— begin Provided entries —

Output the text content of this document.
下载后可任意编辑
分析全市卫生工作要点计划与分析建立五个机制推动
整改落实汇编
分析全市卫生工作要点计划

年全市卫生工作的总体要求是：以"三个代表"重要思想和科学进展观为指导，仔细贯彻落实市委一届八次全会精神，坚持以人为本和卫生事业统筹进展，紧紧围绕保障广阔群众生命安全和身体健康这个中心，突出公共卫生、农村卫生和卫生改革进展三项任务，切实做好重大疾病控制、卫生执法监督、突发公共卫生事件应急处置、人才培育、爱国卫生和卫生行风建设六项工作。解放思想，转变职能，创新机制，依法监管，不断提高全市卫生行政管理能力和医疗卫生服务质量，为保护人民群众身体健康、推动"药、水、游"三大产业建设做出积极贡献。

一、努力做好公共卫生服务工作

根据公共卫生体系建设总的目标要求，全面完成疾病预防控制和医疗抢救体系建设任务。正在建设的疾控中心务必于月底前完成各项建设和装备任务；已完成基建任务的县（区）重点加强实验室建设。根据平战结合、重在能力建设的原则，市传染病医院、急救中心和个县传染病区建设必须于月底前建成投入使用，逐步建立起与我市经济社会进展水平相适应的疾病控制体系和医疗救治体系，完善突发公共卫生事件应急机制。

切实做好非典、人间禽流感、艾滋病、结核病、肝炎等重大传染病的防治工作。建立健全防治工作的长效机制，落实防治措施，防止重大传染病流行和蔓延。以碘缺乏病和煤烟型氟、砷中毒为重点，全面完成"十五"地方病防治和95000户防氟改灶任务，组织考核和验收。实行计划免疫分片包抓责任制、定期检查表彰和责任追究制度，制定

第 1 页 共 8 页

— end Provided entries —

*Exercise directions*: All of the entries above must be quoted exactly.

*Full solution*:
Output the text content of this document.
下载后可任意编辑
分析全市卫生工作要点计划与分析建立五个机制推动
整改落实汇编
分析全市卫生工作要点计划

年全市卫生工作的总体要求是：以"三个代表"重要思想和科学进展观为指导，仔细贯彻落实市委一届八次全会精神，坚持以人为本和卫生事业统筹进展，紧紧围绕保障广阔群众生命安全和身体健康这个中心，突出公共卫生、农村卫生和卫生改革进展三项任务，切实做好重大疾病控制、卫生执法监督、突发公共卫生事件应急处置、人才培育、爱国卫生和卫生行风建设六项工作。解放思想，转变职能，创新机制，依法监管，不断提高全市卫生行政管理能力和医疗卫生服务质量，为保护人民群众身体健康、推动"药、水、游"三大产业建设做出积极贡献。

一、努力做好公共卫生服务工作

根据公共卫生体系建设总的目标要求，全面完成疾病预防控制和医疗抢救体系建设任务。正在建设的疾控中心务必于月底前完成各项建设和装备任务；已完成基建任务的县（区）重点加强实验室建设。根据平战结合、重在能力建设的原则，市传染病医院、急救中心和个县传染病区建设必须于月底前建成投入使用，逐步建立起与我市经济社会进展水平相适应的疾病控制体系和医疗救治体系，完善突发公共卫生事件应急机制。

切实做好非典、人间禽流感、艾滋病、结核病、肝炎等重大传染病的防治工作。建立健全防治工作的长效机制，落实防治措施，防止重大传染病流行和蔓延。以碘缺乏病和煤烟型氟、砷中毒为重点，全面完成"十五"地方病防治和95000户防氟改灶任务，组织考核和验收。实行计划免疫分片包抓责任制、定期检查表彰和责任追究制度，制定

第 1 页 共 8 页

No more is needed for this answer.